AIM
Write out the material exactly, without any of its pictures.

>> START DATA SECTION

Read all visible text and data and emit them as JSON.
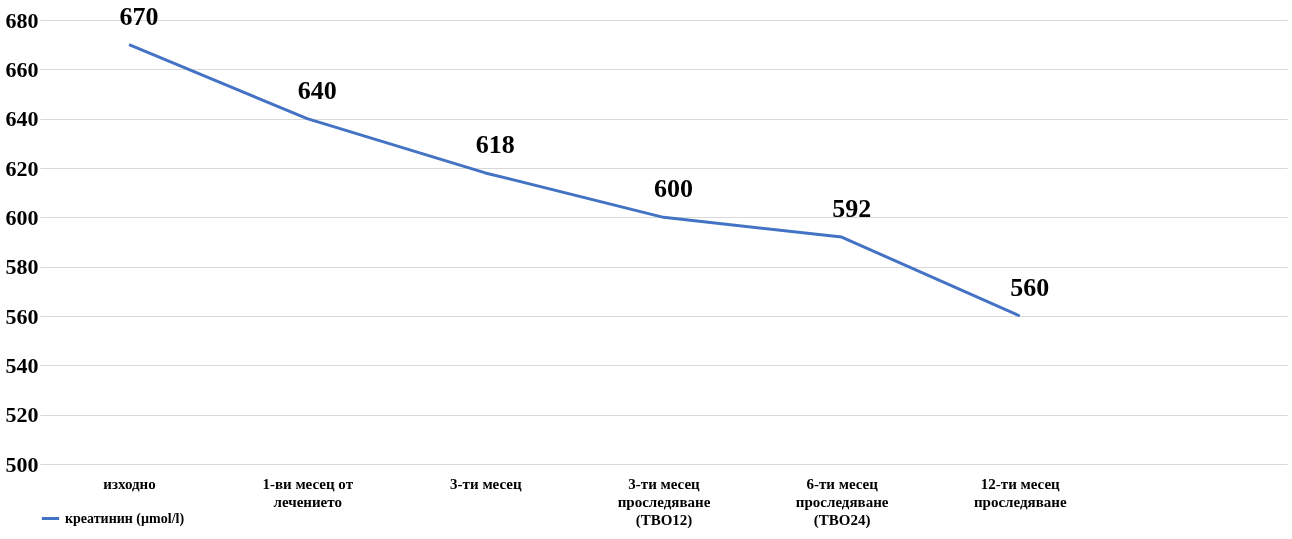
{
  "chart_data": {
    "type": "line",
    "categories": [
      "изходно",
      "1-ви месец от\nлечението",
      "3-ти месец",
      "3-ти месец\nпроследяване\n(ТВО12)",
      "6-ти месец\nпроследяване\n(ТВО24)",
      "12-ти месец\nпроследяване",
      null
    ],
    "series": [
      {
        "name": "креатинин (µmol/l)",
        "color": "#4472c4",
        "values": [
          670,
          640,
          618,
          600,
          592,
          560,
          null
        ]
      }
    ],
    "ylim": [
      500,
      680
    ],
    "yticks": [
      500,
      520,
      540,
      560,
      580,
      600,
      620,
      640,
      660,
      680
    ],
    "grid": "y",
    "legend": "bottom left",
    "data_labels": true,
    "marker": "none",
    "line_style": "solid"
  }
}
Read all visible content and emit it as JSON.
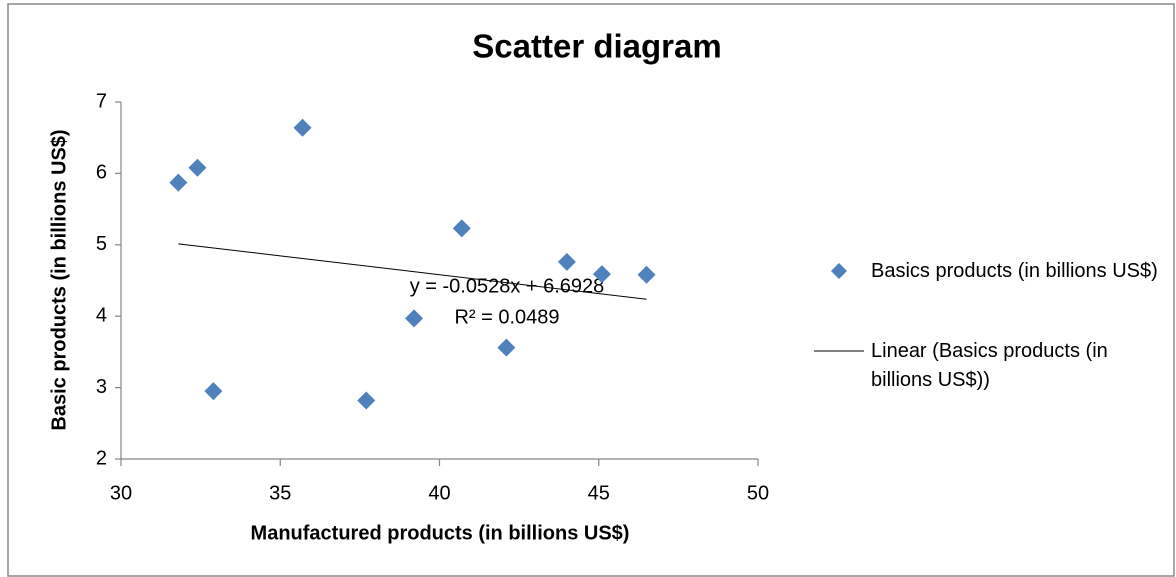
{
  "chart_data": {
    "type": "scatter",
    "title": "Scatter diagram",
    "x_label": "Manufactured products (in billions US$)",
    "y_label": "Basic products (in billions US$)",
    "series": [
      {
        "name": "Basics products (in billions US$)",
        "color": "#4f81bd",
        "x": [
          31.8,
          32.4,
          32.9,
          35.7,
          37.7,
          39.2,
          40.7,
          42.1,
          44.0,
          45.1,
          46.5
        ],
        "values": [
          5.87,
          6.08,
          2.95,
          6.64,
          2.82,
          3.97,
          5.23,
          3.56,
          4.76,
          4.59,
          4.58
        ]
      }
    ],
    "trendline": {
      "name": "Linear (Basics products (in billions US$))",
      "slope": -0.0528,
      "intercept": 6.6928,
      "equation": "y = -0.0528x + 6.6928",
      "r_squared": "R² = 0.0489",
      "color": "#000000"
    },
    "xlim": [
      30,
      50
    ],
    "xticks": [
      30,
      35,
      40,
      45,
      50
    ],
    "ylim": [
      2,
      7
    ],
    "yticks": [
      2,
      3,
      4,
      5,
      6,
      7
    ],
    "grid": false,
    "legend": "right"
  }
}
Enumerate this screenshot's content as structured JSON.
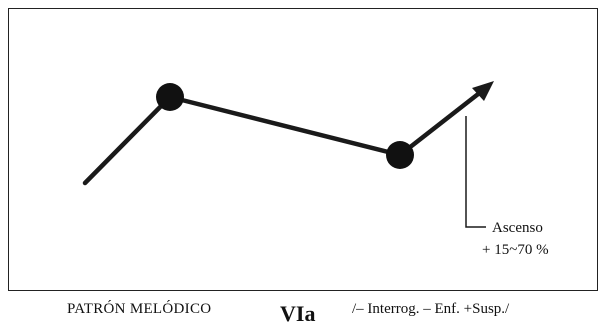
{
  "annotation": {
    "line1": "Ascenso",
    "line2": "+ 15~70 %"
  },
  "caption": {
    "title": "PATRÓN MELÓDICO",
    "code": "VIa",
    "tags": "/– Interrog. – Enf. +Susp./"
  },
  "colors": {
    "line": "#1a1a1a",
    "frame": "#222222"
  }
}
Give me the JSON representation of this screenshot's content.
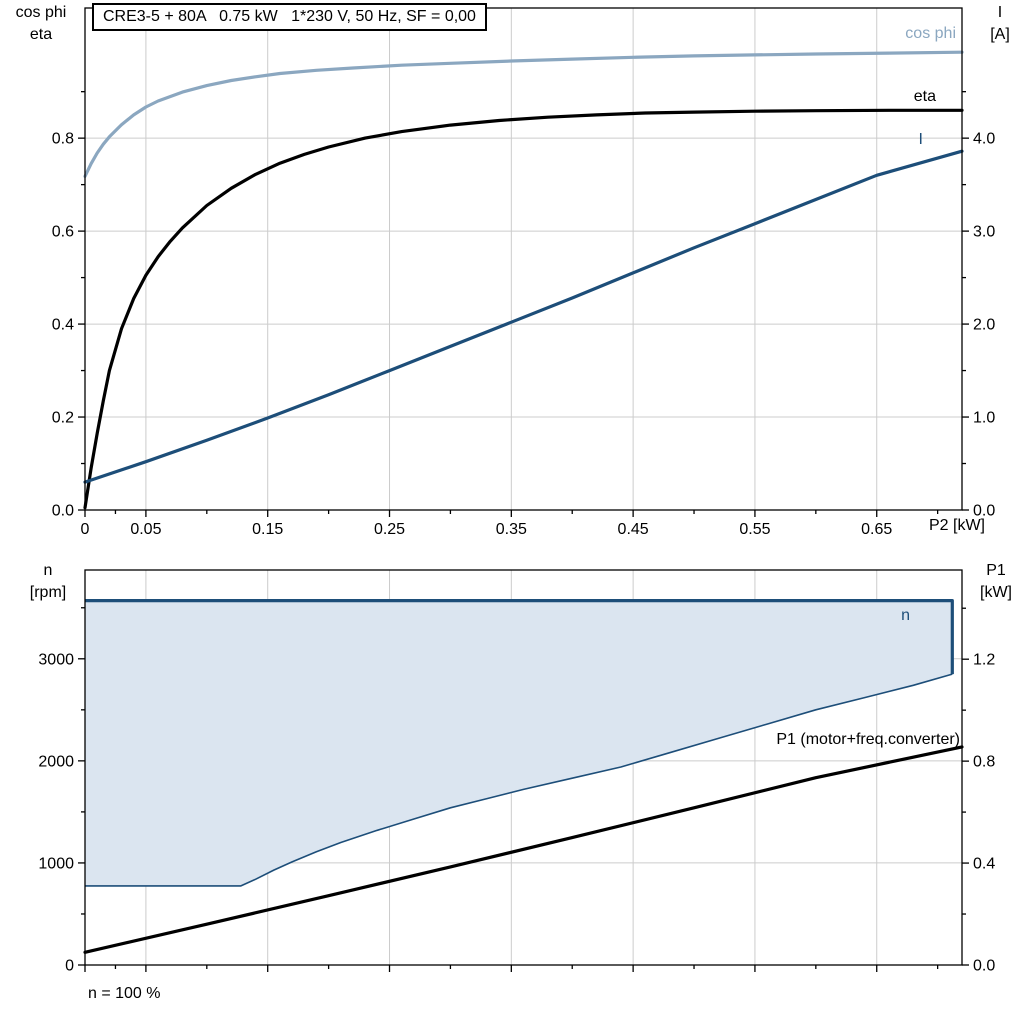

>> END DATA SECTION

TASK RESPONSE
Read all visible text and data and emit them as JSON.
{
  "chart_data": {
    "type": "line",
    "categories": [
      "изходно",
      "1-ви месец от\nлечението",
      "3-ти месец",
      "3-ти месец\nпроследяване\n(ТВО12)",
      "6-ти месец\nпроследяване\n(ТВО24)",
      "12-ти месец\nпроследяване",
      null
    ],
    "series": [
      {
        "name": "креатинин (µmol/l)",
        "color": "#4472c4",
        "values": [
          670,
          640,
          618,
          600,
          592,
          560,
          null
        ]
      }
    ],
    "ylim": [
      500,
      680
    ],
    "yticks": [
      500,
      520,
      540,
      560,
      580,
      600,
      620,
      640,
      660,
      680
    ],
    "grid": "y",
    "legend": "bottom left",
    "data_labels": true,
    "marker": "none",
    "line_style": "solid"
  }
}
Read all visible content and emit it as JSON.
{
  "chart_data": {
    "type": "scatter",
    "title": "Scatter diagram",
    "x_label": "Manufactured products (in billions US$)",
    "y_label": "Basic products (in billions US$)",
    "series": [
      {
        "name": "Basics products (in billions US$)",
        "color": "#4f81bd",
        "x": [
          31.8,
          32.4,
          32.9,
          35.7,
          37.7,
          39.2,
          40.7,
          42.1,
          44.0,
          45.1,
          46.5
        ],
        "values": [
          5.87,
          6.08,
          2.95,
          6.64,
          2.82,
          3.97,
          5.23,
          3.56,
          4.76,
          4.59,
          4.58
        ]
      }
    ],
    "trendline": {
      "name": "Linear (Basics products (in billions US$))",
      "slope": -0.0528,
      "intercept": 6.6928,
      "equation": "y = -0.0528x + 6.6928",
      "r_squared": "R² = 0.0489",
      "color": "#000000"
    },
    "xlim": [
      30,
      50
    ],
    "xticks": [
      30,
      35,
      40,
      45,
      50
    ],
    "ylim": [
      2,
      7
    ],
    "yticks": [
      2,
      3,
      4,
      5,
      6,
      7
    ],
    "grid": false,
    "legend": "right"
  }
}
Enumerate this screenshot's content as structured JSON.
{
  "annotation": {
    "line1": "Ascenso",
    "line2": "+ 15~70 %"
  },
  "caption": {
    "title": "PATRÓN MELÓDICO",
    "code": "VIa",
    "tags": "/– Interrog. – Enf. +Susp./"
  },
  "colors": {
    "line": "#1a1a1a",
    "frame": "#222222"
  }
}
Give me the JSON representation of this screenshot's content.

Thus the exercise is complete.